(Collection entries)
═══
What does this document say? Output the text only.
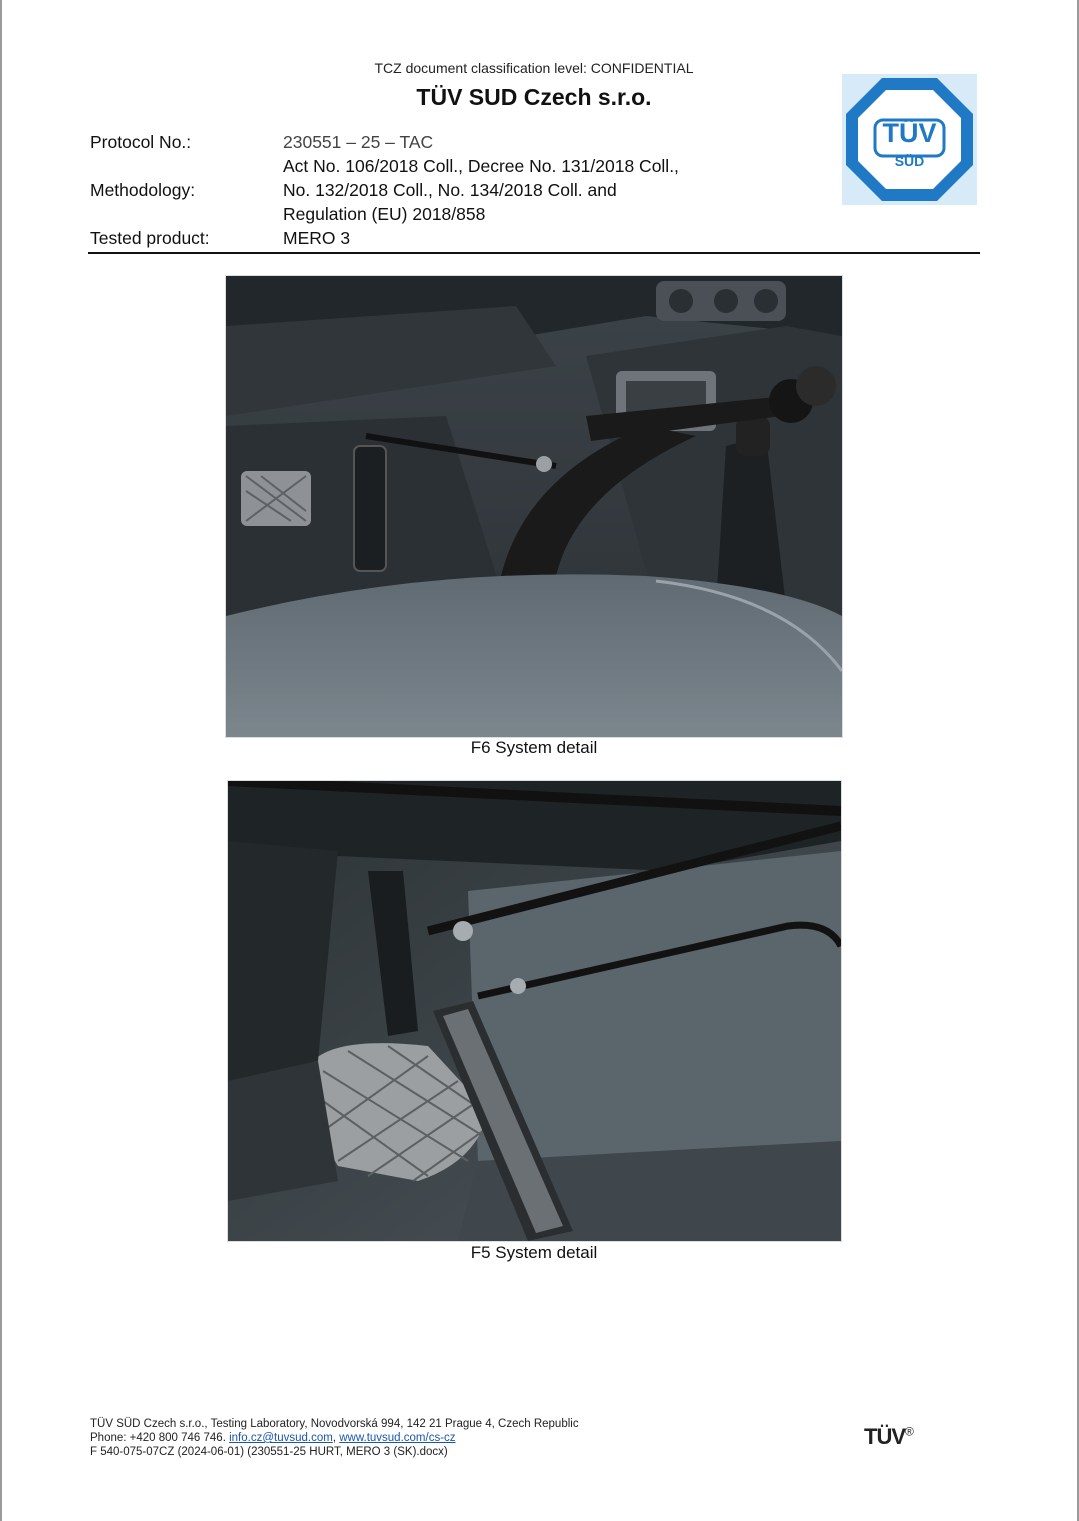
TCZ document classification level: CONFIDENTIAL
TÜV SUD Czech s.r.o.
TÜV
SÜD
Protocol No.:	230551 – 25 – TAC
Act No. 106/2018 Coll., Decree No. 131/2018 Coll.,
Methodology:	No. 132/2018 Coll., No. 134/2018 Coll. and
Regulation (EU) 2018/858
Tested product:	MERO 3
F6 System detail
F5 System detail
TÜV SÜD Czech s.r.o., Testing Laboratory, Novodvorská 994, 142 21 Prague 4, Czech Republic
Phone: +420 800 746 746. info.cz@tuvsud.com, www.tuvsud.com/cs-cz
F 540-075-07CZ (2024-06-01) (230551-25 HURT, MERO 3 (SK).docx)
TÜV®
═══
- What to do
Transcribe all the records above word for word, without their images.

- Exercise response
What does this document say? Output the text only.
TCZ document classification level: CONFIDENTIAL
TÜV SUD Czech s.r.o.
TÜV
SÜD
Protocol No.:	230551 – 25 – TAC
Act No. 106/2018 Coll., Decree No. 131/2018 Coll.,
Methodology:	No. 132/2018 Coll., No. 134/2018 Coll. and
Regulation (EU) 2018/858
Tested product:	MERO 3
F6 System detail
F5 System detail
TÜV SÜD Czech s.r.o., Testing Laboratory, Novodvorská 994, 142 21 Prague 4, Czech Republic
Phone: +420 800 746 746. info.cz@tuvsud.com, www.tuvsud.com/cs-cz
F 540-075-07CZ (2024-06-01) (230551-25 HURT, MERO 3 (SK).docx)
TÜV®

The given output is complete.